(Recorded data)

[Start]

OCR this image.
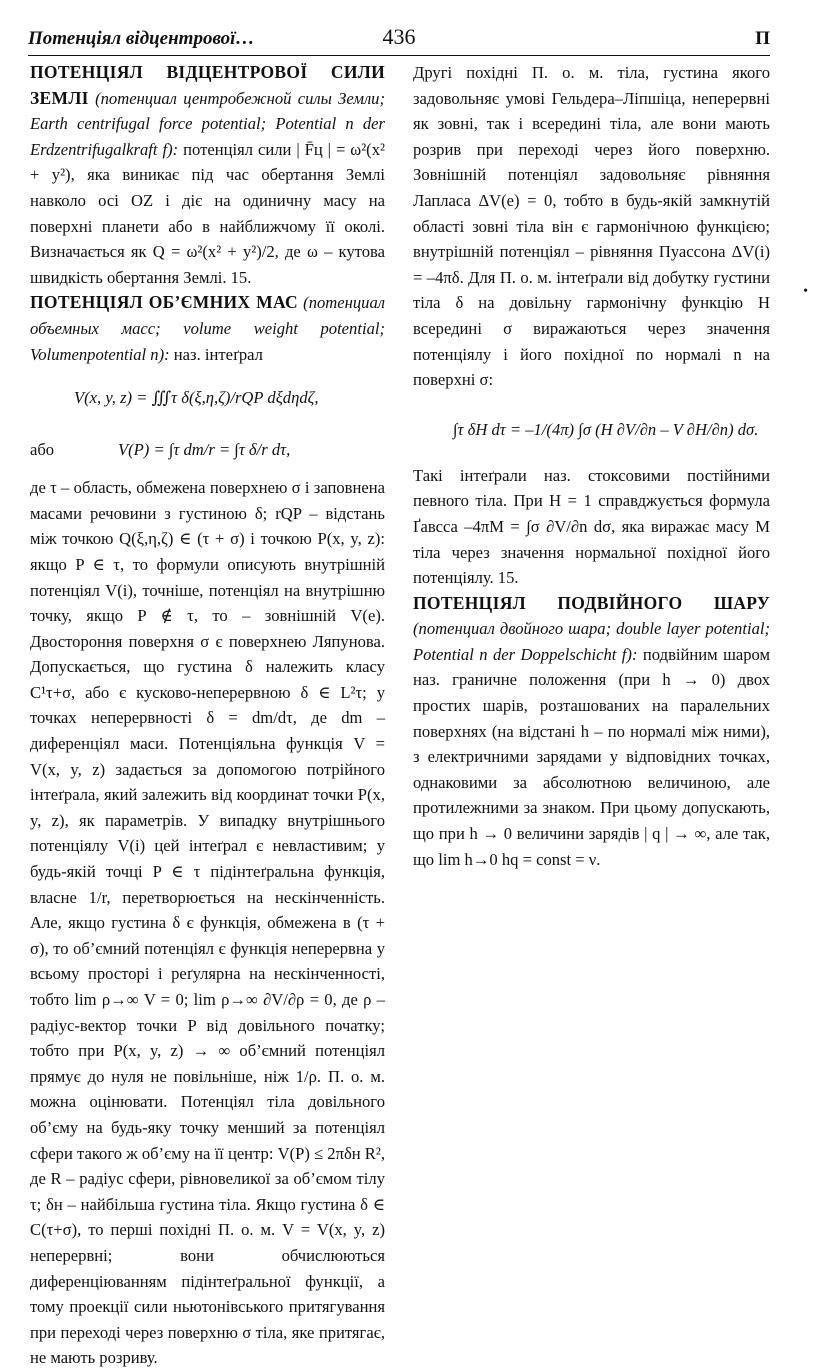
Потенціял відцентрової…	436	П

ПОТЕНЦІЯЛ ВІДЦЕНТРОВОЇ СИЛИ ЗЕМЛІ (потенциал центробежной силы Земли; Earth centrifugal force potential; Potential n der Erdzentrifugalkraft f): потенціял сили | F̄ц | = ω²(x² + y²), яка виникає під час обертання Землі навколо осі OZ і діє на одиничну масу на поверхні планети або в найближчому її околі. Визначається як Q = ω²(x² + y²)/2, де ω – кутова швидкість обертання Землі. 15.

ПОТЕНЦІЯЛ ОБ’ЄМНИХ МАС (потенциал объемных масс; volume weight potential; Volumenpotential n): наз. інтеґрал

V(x, y, z) = ∭τ δ(ξ,η,ζ)/rQP dξdηdζ,
або	V(P) = ∫τ dm/r = ∫τ δ/r dτ,

де τ – область, обмежена поверхнею σ і заповнена масами речовини з густиною δ; rQP – відстань між точкою Q(ξ,η,ζ) ∈ (τ + σ) і точкою P(x, y, z): якщо P ∈ τ, то формули описують внутрішній потенціял V(i), точніше, потенціял на внутрішню точку, якщо P ∉ τ, то – зовнішній V(e). Двостороння поверхня σ є поверхнею Ляпунова. Допускається, що густина δ належить класу C¹τ+σ, або є кусково-неперервною δ ∈ L²τ; у точках неперервності δ = dm/dτ, де dm – диференціял маси. Потенціяльна функція V = V(x, y, z) задається за допомогою потрійного інтеґрала, який залежить від координат точки P(x, y, z), як параметрів. У випадку внутрішнього потенціялу V(i) цей інтеґрал є невластивим; у будь-якій точці P ∈ τ підінтеґральна функція, власне 1/r, перетворюється на нескінченність. Але, якщо густина δ є функція, обмежена в (τ + σ), то об’ємний потенціял є функція неперервна у всьому просторі і реґулярна на нескінченності, тобто lim ρ→∞ V = 0; lim ρ→∞ ∂V/∂ρ = 0, де ρ – радіус-вектор точки P від довільного початку; тобто при P(x, y, z) → ∞ об’ємний потенціял прямує до нуля не повільніше, ніж 1/ρ. П. о. м. можна оцінювати. Потенціял тіла довільного об’єму на будь-яку точку менший за потенціял сфери такого ж об’єму на її центр: V(P) ≤ 2πδн R², де R – радіус сфери, рівновеликої за об’ємом тілу τ; δн – найбільша густина тіла. Якщо густина δ ∈ C(τ+σ), то перші похідні П. о. м. V = V(x, y, z) неперервні; вони обчислюються диференціюванням підінтеґральної функції, а тому проекції сили ньютонівського притягування при переході через поверхню σ тіла, яке притягає, не мають розриву.

Другі похідні П. о. м. тіла, густина якого задовольняє умові Гельдера–Ліпшіца, неперервні як зовні, так і всередині тіла, але вони мають розрив при переході через його поверхню. Зовнішній потенціял задовольняє рівняння Лапласа ΔV(e) = 0, тобто в будь-якій замкнутій області зовні тіла він є гармонічною функцією; внутрішній потенціял – рівняння Пуассона ΔV(i) = –4πδ. Для П. о. м. інтеґрали від добутку густини тіла δ на довільну гармонічну функцію H всередині σ виражаються через значення потенціялу і його похідної по нормалі n на поверхні σ:

∫τ δH dτ = –1/(4π) ∫σ (H ∂V/∂n – V ∂H/∂n) dσ.

Такі інтеґрали наз. стоксовими постійними певного тіла. При H = 1 справджується формула Ґавсса –4πM = ∫σ ∂V/∂n dσ, яка виражає масу M тіла через значення нормальної похідної його потенціялу. 15.

ПОТЕНЦІЯЛ ПОДВІЙНОГО ШАРУ (потенциал двойного шара; double layer potential; Potential n der Doppelschicht f): подвійним шаром наз. граничне положення (при h → 0) двох простих шарів, розташованих на паралельних поверхнях (на відстані h – по нормалі між ними), з електричними зарядами у відповідних точках, однаковими за абсолютною величиною, але протилежними за знаком. При цьому допускають, що при h → 0 величини зарядів | q | → ∞, але так, що lim h→0 hq = const = ν.

•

[End]

§ What you are asked to do:
Quote the preceding listing precisely and completely, omitting its images.

§ Solution below:
OCR this image.
Потенціял відцентрової…	436	П

ПОТЕНЦІЯЛ ВІДЦЕНТРОВОЇ СИЛИ ЗЕМЛІ (потенциал центробежной силы Земли; Earth centrifugal force potential; Potential n der Erdzentrifugalkraft f): потенціял сили | F̄ц | = ω²(x² + y²), яка виникає під час обертання Землі навколо осі OZ і діє на одиничну масу на поверхні планети або в найближчому її околі. Визначається як Q = ω²(x² + y²)/2, де ω – кутова швидкість обертання Землі. 15.

ПОТЕНЦІЯЛ ОБ’ЄМНИХ МАС (потенциал объемных масс; volume weight potential; Volumenpotential n): наз. інтеґрал

V(x, y, z) = ∭τ δ(ξ,η,ζ)/rQP dξdηdζ,
або	V(P) = ∫τ dm/r = ∫τ δ/r dτ,

де τ – область, обмежена поверхнею σ і заповнена масами речовини з густиною δ; rQP – відстань між точкою Q(ξ,η,ζ) ∈ (τ + σ) і точкою P(x, y, z): якщо P ∈ τ, то формули описують внутрішній потенціял V(i), точніше, потенціял на внутрішню точку, якщо P ∉ τ, то – зовнішній V(e). Двостороння поверхня σ є поверхнею Ляпунова. Допускається, що густина δ належить класу C¹τ+σ, або є кусково-неперервною δ ∈ L²τ; у точках неперервності δ = dm/dτ, де dm – диференціял маси. Потенціяльна функція V = V(x, y, z) задається за допомогою потрійного інтеґрала, який залежить від координат точки P(x, y, z), як параметрів. У випадку внутрішнього потенціялу V(i) цей інтеґрал є невластивим; у будь-якій точці P ∈ τ підінтеґральна функція, власне 1/r, перетворюється на нескінченність. Але, якщо густина δ є функція, обмежена в (τ + σ), то об’ємний потенціял є функція неперервна у всьому просторі і реґулярна на нескінченності, тобто lim ρ→∞ V = 0; lim ρ→∞ ∂V/∂ρ = 0, де ρ – радіус-вектор точки P від довільного початку; тобто при P(x, y, z) → ∞ об’ємний потенціял прямує до нуля не повільніше, ніж 1/ρ. П. о. м. можна оцінювати. Потенціял тіла довільного об’єму на будь-яку точку менший за потенціял сфери такого ж об’єму на її центр: V(P) ≤ 2πδн R², де R – радіус сфери, рівновеликої за об’ємом тілу τ; δн – найбільша густина тіла. Якщо густина δ ∈ C(τ+σ), то перші похідні П. о. м. V = V(x, y, z) неперервні; вони обчислюються диференціюванням підінтеґральної функції, а тому проекції сили ньютонівського притягування при переході через поверхню σ тіла, яке притягає, не мають розриву.

Другі похідні П. о. м. тіла, густина якого задовольняє умові Гельдера–Ліпшіца, неперервні як зовні, так і всередині тіла, але вони мають розрив при переході через його поверхню. Зовнішній потенціял задовольняє рівняння Лапласа ΔV(e) = 0, тобто в будь-якій замкнутій області зовні тіла він є гармонічною функцією; внутрішній потенціял – рівняння Пуассона ΔV(i) = –4πδ. Для П. о. м. інтеґрали від добутку густини тіла δ на довільну гармонічну функцію H всередині σ виражаються через значення потенціялу і його похідної по нормалі n на поверхні σ:

∫τ δH dτ = –1/(4π) ∫σ (H ∂V/∂n – V ∂H/∂n) dσ.

Такі інтеґрали наз. стоксовими постійними певного тіла. При H = 1 справджується формула Ґавсса –4πM = ∫σ ∂V/∂n dσ, яка виражає масу M тіла через значення нормальної похідної його потенціялу. 15.

ПОТЕНЦІЯЛ ПОДВІЙНОГО ШАРУ (потенциал двойного шара; double layer potential; Potential n der Doppelschicht f): подвійним шаром наз. граничне положення (при h → 0) двох простих шарів, розташованих на паралельних поверхнях (на відстані h – по нормалі між ними), з електричними зарядами у відповідних точках, однаковими за абсолютною величиною, але протилежними за знаком. При цьому допускають, що при h → 0 величини зарядів | q | → ∞, але так, що lim h→0 hq = const = ν.

•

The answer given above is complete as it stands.